* [INSTRUCTIONS TO FOLLOW]
Give only the number of lines that contain the word "content".

◆ ◆ ◆ ◆ ◆

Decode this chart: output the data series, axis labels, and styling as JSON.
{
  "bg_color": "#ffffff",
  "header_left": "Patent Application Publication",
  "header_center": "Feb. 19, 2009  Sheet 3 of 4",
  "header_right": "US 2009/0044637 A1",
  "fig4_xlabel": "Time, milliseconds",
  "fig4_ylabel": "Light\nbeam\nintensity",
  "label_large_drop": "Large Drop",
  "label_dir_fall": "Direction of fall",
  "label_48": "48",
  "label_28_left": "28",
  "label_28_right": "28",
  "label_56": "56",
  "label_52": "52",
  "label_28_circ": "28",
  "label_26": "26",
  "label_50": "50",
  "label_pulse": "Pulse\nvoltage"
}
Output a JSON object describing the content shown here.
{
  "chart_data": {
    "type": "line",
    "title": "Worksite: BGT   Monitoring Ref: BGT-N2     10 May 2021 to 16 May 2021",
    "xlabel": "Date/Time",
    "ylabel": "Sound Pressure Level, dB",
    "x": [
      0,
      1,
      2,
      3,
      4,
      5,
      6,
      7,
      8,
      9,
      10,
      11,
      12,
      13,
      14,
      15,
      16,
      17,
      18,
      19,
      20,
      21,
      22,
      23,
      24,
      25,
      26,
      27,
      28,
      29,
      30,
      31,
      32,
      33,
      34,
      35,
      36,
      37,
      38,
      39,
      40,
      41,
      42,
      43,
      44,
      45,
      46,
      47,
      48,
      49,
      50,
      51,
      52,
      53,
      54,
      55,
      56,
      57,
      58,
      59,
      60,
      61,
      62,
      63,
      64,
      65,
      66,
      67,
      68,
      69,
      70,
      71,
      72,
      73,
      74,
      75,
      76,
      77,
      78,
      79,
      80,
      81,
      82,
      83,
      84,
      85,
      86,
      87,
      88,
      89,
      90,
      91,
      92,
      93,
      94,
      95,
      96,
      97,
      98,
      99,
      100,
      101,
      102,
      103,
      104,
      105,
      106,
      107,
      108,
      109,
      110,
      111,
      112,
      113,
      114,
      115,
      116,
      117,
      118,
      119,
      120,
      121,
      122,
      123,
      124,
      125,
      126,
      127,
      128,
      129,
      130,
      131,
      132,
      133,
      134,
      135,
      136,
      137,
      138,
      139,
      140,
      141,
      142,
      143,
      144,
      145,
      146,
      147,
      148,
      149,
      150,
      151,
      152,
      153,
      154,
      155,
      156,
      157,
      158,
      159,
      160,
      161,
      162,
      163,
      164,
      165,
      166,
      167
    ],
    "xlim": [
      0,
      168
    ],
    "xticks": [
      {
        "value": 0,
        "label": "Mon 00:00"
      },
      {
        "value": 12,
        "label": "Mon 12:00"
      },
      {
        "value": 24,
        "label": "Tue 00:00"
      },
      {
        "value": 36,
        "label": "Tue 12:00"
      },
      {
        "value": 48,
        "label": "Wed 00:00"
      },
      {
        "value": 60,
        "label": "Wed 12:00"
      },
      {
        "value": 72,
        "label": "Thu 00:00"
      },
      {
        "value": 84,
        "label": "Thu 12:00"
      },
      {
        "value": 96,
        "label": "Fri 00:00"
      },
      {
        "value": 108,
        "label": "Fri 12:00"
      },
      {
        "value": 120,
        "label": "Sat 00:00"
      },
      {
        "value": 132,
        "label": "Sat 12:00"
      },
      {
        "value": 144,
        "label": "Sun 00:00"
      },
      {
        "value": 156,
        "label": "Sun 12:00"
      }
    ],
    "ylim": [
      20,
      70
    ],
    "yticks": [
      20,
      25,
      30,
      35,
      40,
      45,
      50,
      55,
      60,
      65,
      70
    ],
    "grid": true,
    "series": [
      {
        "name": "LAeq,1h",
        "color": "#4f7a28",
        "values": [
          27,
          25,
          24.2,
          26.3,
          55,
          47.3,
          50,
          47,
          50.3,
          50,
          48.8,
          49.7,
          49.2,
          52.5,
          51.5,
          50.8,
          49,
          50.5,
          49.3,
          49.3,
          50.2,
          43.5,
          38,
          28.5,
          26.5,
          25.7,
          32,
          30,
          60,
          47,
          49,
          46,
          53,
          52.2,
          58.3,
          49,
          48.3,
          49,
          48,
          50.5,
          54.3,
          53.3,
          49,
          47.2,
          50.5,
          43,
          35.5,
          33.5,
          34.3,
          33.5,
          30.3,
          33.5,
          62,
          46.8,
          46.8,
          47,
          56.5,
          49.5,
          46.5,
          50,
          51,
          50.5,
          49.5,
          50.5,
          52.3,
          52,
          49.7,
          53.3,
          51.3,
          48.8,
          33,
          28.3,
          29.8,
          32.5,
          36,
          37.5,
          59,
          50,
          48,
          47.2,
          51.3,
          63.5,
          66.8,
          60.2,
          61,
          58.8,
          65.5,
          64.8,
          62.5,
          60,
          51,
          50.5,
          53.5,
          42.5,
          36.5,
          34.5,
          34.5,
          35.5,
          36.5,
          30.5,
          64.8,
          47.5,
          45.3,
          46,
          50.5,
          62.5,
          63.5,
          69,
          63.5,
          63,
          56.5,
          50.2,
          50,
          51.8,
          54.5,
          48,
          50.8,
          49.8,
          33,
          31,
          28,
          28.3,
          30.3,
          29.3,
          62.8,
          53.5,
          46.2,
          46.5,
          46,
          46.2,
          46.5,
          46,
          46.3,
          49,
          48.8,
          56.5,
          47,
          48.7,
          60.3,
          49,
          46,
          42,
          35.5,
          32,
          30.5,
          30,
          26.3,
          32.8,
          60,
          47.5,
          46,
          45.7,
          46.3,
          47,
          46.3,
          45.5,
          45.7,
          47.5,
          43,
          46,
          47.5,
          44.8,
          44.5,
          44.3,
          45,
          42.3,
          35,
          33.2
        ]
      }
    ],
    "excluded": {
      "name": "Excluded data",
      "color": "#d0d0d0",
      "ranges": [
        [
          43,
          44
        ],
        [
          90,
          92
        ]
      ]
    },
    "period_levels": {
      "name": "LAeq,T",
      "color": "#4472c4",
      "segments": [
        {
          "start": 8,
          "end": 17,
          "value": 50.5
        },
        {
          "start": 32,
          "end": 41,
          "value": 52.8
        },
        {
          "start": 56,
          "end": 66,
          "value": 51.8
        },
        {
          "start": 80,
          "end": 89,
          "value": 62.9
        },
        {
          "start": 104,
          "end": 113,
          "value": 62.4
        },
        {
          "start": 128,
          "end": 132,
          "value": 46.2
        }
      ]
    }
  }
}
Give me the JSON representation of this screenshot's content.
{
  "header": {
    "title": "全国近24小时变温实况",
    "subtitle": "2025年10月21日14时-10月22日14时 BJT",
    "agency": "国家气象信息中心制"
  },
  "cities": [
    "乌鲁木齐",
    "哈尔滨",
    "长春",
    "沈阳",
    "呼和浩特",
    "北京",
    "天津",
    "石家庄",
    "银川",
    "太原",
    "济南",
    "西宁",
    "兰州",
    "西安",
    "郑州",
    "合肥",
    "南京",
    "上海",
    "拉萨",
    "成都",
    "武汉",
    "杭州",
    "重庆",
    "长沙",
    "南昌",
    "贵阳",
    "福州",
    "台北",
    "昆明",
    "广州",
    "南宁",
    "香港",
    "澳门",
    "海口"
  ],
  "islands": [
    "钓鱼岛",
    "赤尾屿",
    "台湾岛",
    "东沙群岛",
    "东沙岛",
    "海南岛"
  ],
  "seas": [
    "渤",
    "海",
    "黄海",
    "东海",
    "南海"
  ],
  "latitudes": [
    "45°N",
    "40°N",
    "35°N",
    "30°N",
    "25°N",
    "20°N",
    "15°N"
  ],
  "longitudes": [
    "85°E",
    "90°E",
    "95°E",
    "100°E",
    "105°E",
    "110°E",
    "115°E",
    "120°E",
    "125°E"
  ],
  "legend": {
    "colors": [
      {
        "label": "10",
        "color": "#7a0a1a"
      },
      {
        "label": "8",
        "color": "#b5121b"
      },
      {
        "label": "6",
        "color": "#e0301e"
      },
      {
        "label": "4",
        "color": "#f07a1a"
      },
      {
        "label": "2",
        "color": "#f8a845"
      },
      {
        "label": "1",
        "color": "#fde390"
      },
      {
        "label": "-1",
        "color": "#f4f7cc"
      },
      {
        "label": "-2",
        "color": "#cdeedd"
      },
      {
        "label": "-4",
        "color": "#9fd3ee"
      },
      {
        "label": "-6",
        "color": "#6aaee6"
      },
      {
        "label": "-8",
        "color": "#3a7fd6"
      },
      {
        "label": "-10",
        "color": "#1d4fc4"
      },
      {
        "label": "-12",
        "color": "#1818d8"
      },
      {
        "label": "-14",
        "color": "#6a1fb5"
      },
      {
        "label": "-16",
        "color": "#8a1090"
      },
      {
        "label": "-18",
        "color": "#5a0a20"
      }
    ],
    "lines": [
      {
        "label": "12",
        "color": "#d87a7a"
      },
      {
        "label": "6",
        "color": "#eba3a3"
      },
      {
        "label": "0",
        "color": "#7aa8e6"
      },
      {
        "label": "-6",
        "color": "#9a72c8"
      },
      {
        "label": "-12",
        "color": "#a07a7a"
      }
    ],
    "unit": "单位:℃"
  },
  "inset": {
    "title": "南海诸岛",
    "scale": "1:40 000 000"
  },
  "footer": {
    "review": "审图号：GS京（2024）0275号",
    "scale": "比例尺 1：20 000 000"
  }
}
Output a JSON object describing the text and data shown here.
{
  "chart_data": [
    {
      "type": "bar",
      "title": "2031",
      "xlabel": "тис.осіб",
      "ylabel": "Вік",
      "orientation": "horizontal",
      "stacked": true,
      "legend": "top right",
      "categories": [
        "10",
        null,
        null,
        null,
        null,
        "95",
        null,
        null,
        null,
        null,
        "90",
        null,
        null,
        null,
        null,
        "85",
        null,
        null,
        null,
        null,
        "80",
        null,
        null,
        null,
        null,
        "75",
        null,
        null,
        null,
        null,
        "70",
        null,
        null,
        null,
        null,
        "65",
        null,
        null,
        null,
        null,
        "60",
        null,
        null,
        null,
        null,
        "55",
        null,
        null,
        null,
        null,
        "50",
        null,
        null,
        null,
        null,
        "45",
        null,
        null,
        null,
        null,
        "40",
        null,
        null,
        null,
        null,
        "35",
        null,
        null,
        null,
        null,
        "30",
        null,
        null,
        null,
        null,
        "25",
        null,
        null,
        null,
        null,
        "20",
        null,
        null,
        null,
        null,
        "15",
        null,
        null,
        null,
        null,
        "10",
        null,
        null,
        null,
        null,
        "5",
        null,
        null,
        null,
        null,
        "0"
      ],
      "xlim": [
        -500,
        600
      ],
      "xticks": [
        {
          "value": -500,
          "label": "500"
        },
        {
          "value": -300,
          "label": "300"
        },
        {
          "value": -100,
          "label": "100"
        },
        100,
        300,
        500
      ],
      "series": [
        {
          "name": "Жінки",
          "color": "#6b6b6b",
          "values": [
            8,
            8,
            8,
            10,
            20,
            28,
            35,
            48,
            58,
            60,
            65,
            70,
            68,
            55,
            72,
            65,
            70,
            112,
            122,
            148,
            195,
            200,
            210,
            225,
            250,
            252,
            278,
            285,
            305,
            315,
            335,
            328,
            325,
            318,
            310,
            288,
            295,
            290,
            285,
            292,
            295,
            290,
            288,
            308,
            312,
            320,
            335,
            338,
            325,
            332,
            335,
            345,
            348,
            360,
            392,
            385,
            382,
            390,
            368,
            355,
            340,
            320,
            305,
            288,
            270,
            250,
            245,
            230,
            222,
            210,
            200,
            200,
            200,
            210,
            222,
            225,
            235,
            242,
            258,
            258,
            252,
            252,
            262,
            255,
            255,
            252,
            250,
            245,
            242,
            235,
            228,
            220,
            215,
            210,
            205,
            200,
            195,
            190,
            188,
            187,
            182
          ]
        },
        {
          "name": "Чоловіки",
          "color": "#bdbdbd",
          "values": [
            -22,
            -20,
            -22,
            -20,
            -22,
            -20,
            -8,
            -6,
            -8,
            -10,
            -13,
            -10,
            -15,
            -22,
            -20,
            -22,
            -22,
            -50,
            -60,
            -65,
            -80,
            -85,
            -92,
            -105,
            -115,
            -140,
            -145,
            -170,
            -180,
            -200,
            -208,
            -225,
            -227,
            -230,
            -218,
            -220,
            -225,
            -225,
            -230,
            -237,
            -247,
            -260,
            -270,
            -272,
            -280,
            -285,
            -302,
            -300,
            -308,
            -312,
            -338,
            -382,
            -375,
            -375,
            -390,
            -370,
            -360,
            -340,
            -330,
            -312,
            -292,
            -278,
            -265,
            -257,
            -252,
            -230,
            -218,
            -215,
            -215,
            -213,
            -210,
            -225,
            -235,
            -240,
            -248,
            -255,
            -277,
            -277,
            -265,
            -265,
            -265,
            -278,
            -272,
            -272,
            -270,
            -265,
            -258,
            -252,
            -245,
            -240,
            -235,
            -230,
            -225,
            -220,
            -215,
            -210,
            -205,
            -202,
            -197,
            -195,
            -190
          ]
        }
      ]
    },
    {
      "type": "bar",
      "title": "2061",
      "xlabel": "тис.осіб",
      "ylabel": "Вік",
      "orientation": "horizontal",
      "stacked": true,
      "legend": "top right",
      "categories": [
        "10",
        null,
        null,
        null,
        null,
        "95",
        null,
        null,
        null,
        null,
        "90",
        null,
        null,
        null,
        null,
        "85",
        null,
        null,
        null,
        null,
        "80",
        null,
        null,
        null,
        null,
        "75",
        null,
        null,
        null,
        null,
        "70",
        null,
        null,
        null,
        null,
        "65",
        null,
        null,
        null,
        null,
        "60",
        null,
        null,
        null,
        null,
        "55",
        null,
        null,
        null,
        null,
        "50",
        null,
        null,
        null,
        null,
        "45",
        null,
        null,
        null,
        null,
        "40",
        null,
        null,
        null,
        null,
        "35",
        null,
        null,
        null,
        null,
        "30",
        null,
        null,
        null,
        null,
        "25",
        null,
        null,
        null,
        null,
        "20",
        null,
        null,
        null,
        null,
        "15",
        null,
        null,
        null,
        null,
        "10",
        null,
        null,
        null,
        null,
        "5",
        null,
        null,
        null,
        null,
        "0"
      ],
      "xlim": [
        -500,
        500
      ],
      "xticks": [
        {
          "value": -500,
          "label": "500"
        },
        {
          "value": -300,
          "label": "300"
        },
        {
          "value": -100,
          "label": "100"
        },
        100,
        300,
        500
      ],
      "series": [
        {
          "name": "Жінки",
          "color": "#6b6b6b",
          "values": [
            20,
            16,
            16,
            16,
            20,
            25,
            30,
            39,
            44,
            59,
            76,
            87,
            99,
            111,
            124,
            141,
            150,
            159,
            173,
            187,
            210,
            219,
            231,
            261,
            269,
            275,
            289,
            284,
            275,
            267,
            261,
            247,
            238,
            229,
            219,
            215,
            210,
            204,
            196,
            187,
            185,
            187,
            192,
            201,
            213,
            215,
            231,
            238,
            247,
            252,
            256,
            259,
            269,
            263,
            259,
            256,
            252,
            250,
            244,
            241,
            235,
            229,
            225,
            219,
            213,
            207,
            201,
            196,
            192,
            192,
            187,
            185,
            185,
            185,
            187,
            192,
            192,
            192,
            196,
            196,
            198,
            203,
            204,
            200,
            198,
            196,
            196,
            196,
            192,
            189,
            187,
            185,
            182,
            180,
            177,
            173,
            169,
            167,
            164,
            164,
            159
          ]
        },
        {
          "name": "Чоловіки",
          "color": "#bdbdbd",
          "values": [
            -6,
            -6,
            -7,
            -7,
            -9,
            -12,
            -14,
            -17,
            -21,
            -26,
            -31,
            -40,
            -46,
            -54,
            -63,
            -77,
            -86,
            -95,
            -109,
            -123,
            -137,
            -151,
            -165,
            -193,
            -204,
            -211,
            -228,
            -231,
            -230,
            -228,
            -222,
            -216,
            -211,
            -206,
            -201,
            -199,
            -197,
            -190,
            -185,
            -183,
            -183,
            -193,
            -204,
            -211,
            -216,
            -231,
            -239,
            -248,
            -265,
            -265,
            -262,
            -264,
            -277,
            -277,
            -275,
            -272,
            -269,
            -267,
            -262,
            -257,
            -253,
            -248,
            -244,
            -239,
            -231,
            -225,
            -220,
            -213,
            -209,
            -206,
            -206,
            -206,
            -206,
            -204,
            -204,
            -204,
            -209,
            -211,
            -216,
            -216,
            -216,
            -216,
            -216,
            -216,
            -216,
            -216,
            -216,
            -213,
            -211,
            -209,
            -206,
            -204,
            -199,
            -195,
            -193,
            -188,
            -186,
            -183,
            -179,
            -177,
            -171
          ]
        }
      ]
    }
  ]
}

◆ ◆ ◆ ◆ ◆

* [RESPONSE]
2